Reproduce each record below exactly as written.

# Extracted records:
════════════════
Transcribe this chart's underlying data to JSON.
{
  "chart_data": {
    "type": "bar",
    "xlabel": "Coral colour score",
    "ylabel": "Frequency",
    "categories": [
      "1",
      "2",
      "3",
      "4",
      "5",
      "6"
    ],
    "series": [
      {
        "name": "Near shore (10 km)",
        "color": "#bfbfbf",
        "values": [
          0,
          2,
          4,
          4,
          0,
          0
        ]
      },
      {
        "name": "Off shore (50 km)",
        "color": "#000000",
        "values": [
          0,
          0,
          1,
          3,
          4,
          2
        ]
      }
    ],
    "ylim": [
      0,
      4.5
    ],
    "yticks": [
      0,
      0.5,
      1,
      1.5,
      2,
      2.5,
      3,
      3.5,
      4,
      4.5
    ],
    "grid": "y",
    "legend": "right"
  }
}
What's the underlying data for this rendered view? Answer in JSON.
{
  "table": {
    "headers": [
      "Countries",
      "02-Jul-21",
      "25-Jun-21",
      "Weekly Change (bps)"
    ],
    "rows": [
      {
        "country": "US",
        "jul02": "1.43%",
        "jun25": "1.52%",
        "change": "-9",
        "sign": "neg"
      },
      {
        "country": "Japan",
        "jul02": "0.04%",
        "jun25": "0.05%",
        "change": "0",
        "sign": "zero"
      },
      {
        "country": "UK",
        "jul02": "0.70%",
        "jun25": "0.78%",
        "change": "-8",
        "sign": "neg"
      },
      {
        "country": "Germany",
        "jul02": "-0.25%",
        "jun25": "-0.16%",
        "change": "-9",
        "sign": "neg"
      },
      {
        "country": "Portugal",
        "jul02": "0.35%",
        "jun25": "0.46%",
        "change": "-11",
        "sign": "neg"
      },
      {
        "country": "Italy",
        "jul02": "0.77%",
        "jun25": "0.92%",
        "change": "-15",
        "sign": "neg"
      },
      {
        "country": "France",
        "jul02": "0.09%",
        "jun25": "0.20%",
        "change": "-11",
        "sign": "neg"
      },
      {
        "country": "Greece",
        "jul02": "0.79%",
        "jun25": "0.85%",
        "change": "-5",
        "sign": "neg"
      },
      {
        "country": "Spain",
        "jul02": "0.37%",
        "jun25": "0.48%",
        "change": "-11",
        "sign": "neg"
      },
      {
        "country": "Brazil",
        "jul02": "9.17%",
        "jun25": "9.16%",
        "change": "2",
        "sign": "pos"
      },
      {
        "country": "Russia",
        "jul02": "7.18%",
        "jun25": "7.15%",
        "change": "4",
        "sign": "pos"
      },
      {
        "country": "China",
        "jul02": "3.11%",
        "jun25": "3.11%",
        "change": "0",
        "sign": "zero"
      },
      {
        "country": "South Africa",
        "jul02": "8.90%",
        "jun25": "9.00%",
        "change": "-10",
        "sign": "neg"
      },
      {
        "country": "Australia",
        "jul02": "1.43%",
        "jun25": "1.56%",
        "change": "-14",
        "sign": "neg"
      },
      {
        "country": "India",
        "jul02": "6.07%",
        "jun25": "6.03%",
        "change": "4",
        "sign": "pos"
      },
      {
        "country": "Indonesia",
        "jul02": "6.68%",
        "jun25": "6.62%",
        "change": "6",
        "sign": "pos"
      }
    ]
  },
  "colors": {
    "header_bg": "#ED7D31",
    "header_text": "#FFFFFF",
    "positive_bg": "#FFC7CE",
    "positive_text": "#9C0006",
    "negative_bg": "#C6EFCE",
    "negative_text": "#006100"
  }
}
════════════════
# EXERCISE OUTPUT:
Transcribe this chart's underlying data to JSON.
{
  "chart_data": {
    "type": "bar",
    "xlabel": "Coral colour score",
    "ylabel": "Frequency",
    "categories": [
      "1",
      "2",
      "3",
      "4",
      "5",
      "6"
    ],
    "series": [
      {
        "name": "Near shore (10 km)",
        "color": "#bfbfbf",
        "values": [
          0,
          2,
          4,
          4,
          0,
          0
        ]
      },
      {
        "name": "Off shore (50 km)",
        "color": "#000000",
        "values": [
          0,
          0,
          1,
          3,
          4,
          2
        ]
      }
    ],
    "ylim": [
      0,
      4.5
    ],
    "yticks": [
      0,
      0.5,
      1,
      1.5,
      2,
      2.5,
      3,
      3.5,
      4,
      4.5
    ],
    "grid": "y",
    "legend": "right"
  }
}
What's the underlying data for this rendered view? Answer in JSON.
{
  "table": {
    "headers": [
      "Countries",
      "02-Jul-21",
      "25-Jun-21",
      "Weekly Change (bps)"
    ],
    "rows": [
      {
        "country": "US",
        "jul02": "1.43%",
        "jun25": "1.52%",
        "change": "-9",
        "sign": "neg"
      },
      {
        "country": "Japan",
        "jul02": "0.04%",
        "jun25": "0.05%",
        "change": "0",
        "sign": "zero"
      },
      {
        "country": "UK",
        "jul02": "0.70%",
        "jun25": "0.78%",
        "change": "-8",
        "sign": "neg"
      },
      {
        "country": "Germany",
        "jul02": "-0.25%",
        "jun25": "-0.16%",
        "change": "-9",
        "sign": "neg"
      },
      {
        "country": "Portugal",
        "jul02": "0.35%",
        "jun25": "0.46%",
        "change": "-11",
        "sign": "neg"
      },
      {
        "country": "Italy",
        "jul02": "0.77%",
        "jun25": "0.92%",
        "change": "-15",
        "sign": "neg"
      },
      {
        "country": "France",
        "jul02": "0.09%",
        "jun25": "0.20%",
        "change": "-11",
        "sign": "neg"
      },
      {
        "country": "Greece",
        "jul02": "0.79%",
        "jun25": "0.85%",
        "change": "-5",
        "sign": "neg"
      },
      {
        "country": "Spain",
        "jul02": "0.37%",
        "jun25": "0.48%",
        "change": "-11",
        "sign": "neg"
      },
      {
        "country": "Brazil",
        "jul02": "9.17%",
        "jun25": "9.16%",
        "change": "2",
        "sign": "pos"
      },
      {
        "country": "Russia",
        "jul02": "7.18%",
        "jun25": "7.15%",
        "change": "4",
        "sign": "pos"
      },
      {
        "country": "China",
        "jul02": "3.11%",
        "jun25": "3.11%",
        "change": "0",
        "sign": "zero"
      },
      {
        "country": "South Africa",
        "jul02": "8.90%",
        "jun25": "9.00%",
        "change": "-10",
        "sign": "neg"
      },
      {
        "country": "Australia",
        "jul02": "1.43%",
        "jun25": "1.56%",
        "change": "-14",
        "sign": "neg"
      },
      {
        "country": "India",
        "jul02": "6.07%",
        "jun25": "6.03%",
        "change": "4",
        "sign": "pos"
      },
      {
        "country": "Indonesia",
        "jul02": "6.68%",
        "jun25": "6.62%",
        "change": "6",
        "sign": "pos"
      }
    ]
  },
  "colors": {
    "header_bg": "#ED7D31",
    "header_text": "#FFFFFF",
    "positive_bg": "#FFC7CE",
    "positive_text": "#9C0006",
    "negative_bg": "#C6EFCE",
    "negative_text": "#006100"
  }
}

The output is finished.